--- start of Data provided ---
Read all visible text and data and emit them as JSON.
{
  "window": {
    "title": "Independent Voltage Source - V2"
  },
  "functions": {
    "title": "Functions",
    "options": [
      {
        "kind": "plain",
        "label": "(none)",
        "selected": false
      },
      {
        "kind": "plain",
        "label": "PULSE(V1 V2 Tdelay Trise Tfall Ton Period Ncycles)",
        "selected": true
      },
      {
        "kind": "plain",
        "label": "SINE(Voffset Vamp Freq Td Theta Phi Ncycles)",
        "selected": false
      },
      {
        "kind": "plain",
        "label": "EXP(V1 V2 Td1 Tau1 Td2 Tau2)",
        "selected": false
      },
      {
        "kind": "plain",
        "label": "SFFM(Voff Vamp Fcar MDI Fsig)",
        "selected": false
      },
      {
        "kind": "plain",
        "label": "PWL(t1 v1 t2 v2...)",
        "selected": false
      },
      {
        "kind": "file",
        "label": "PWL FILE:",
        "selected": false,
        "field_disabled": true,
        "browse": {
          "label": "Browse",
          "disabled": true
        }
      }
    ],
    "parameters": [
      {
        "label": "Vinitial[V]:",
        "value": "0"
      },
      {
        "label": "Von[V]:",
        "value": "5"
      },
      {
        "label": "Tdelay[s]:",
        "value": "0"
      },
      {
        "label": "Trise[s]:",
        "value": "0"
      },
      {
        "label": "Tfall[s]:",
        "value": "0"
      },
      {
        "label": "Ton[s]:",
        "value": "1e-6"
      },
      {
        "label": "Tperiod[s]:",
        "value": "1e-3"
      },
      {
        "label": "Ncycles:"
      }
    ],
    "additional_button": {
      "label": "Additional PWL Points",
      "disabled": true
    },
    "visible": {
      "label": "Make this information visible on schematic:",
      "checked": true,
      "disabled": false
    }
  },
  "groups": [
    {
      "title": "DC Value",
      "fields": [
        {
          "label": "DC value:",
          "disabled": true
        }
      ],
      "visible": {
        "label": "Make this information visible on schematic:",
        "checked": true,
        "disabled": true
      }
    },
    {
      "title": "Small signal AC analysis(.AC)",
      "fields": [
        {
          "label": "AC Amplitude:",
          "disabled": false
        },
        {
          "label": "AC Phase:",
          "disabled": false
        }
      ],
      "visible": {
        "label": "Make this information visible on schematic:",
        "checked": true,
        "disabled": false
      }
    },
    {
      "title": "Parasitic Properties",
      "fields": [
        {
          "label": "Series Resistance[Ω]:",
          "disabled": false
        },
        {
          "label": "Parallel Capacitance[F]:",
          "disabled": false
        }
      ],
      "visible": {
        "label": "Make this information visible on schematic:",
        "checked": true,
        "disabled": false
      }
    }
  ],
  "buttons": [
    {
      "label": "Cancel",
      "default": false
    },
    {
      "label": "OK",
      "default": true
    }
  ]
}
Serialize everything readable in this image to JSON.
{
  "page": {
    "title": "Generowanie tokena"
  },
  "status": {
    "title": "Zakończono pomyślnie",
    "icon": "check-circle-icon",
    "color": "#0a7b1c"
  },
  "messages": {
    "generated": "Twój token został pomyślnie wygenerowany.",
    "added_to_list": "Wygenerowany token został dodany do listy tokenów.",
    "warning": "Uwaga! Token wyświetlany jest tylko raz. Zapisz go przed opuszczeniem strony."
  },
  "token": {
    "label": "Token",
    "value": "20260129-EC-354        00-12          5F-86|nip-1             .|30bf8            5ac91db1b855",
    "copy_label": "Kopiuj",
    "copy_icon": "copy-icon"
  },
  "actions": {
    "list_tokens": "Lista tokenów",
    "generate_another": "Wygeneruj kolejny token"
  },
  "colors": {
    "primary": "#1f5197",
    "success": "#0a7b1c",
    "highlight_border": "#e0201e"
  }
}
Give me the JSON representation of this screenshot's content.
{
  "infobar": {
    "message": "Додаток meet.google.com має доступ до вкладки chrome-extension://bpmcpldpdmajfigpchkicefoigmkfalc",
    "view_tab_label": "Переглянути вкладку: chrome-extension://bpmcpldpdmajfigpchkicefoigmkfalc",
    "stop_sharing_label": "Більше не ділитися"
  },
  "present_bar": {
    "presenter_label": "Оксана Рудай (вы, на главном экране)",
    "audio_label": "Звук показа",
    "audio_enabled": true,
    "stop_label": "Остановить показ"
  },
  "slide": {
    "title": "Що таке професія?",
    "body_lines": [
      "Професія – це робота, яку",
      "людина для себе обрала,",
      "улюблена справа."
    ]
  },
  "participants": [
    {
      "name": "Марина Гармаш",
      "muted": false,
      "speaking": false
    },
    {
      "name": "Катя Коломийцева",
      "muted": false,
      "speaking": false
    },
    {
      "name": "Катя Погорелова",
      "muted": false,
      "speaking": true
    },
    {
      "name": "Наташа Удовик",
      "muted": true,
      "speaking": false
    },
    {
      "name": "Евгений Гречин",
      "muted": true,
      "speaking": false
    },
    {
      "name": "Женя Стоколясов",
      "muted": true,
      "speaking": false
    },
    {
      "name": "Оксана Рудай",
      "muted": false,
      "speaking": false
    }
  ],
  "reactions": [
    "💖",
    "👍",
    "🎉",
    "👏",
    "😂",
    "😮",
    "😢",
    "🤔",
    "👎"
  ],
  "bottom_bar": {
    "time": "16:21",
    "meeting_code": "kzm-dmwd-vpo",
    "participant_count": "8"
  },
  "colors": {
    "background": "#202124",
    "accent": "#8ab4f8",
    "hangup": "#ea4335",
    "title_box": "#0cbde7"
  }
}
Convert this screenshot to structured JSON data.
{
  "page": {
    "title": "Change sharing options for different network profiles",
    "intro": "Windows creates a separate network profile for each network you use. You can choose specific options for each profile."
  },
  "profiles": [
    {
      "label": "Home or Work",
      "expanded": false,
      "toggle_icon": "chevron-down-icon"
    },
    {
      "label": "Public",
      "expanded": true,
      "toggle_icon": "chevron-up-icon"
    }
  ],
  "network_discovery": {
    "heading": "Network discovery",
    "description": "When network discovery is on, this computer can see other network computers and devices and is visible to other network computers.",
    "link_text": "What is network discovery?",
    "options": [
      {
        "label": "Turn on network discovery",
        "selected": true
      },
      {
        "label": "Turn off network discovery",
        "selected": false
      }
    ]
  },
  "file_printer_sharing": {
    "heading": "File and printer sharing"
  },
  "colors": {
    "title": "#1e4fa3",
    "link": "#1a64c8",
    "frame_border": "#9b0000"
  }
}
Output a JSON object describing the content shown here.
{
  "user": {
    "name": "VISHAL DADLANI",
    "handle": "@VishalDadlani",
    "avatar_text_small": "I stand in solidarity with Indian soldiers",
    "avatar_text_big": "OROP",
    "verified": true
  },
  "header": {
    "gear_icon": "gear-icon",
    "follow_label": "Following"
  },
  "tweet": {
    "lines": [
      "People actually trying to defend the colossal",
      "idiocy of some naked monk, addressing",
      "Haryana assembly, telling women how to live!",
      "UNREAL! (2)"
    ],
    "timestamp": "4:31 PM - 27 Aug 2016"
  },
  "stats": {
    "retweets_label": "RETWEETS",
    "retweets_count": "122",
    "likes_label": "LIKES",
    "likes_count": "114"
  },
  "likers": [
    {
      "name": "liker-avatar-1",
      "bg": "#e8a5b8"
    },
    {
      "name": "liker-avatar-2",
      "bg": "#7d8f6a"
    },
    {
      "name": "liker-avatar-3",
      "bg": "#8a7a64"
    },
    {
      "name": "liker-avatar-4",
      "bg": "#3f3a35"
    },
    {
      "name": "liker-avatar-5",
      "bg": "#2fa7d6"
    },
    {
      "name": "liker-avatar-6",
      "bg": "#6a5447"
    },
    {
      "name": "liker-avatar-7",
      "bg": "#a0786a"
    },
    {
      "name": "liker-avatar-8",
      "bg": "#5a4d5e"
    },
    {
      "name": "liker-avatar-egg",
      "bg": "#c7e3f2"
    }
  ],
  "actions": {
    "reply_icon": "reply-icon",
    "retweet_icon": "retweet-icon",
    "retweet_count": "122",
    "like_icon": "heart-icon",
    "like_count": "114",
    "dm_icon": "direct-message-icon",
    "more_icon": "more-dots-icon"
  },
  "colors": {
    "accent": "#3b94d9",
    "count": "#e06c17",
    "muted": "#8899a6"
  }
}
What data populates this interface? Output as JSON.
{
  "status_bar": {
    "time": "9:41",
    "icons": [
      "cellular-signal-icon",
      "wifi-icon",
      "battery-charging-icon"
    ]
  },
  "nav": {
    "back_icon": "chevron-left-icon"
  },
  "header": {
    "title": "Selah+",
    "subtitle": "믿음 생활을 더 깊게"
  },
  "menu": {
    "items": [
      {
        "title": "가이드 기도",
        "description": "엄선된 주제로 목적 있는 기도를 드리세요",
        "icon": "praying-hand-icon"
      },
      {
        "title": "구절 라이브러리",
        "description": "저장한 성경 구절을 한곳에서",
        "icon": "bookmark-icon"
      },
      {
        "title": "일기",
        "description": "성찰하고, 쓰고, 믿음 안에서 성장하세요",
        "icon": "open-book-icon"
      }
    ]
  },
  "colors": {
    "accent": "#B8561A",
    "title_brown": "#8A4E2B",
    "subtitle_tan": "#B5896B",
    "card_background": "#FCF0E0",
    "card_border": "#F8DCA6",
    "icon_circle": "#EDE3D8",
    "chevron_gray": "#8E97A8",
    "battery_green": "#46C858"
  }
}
--- end of Data provided ---
**What you should do:**
Go through the data and gather every line that holds "pomyślnie".

**Result:**
    "title": "Zakończono pomyślnie",
    "generated": "Twój token został pomyślnie wygenerowany.",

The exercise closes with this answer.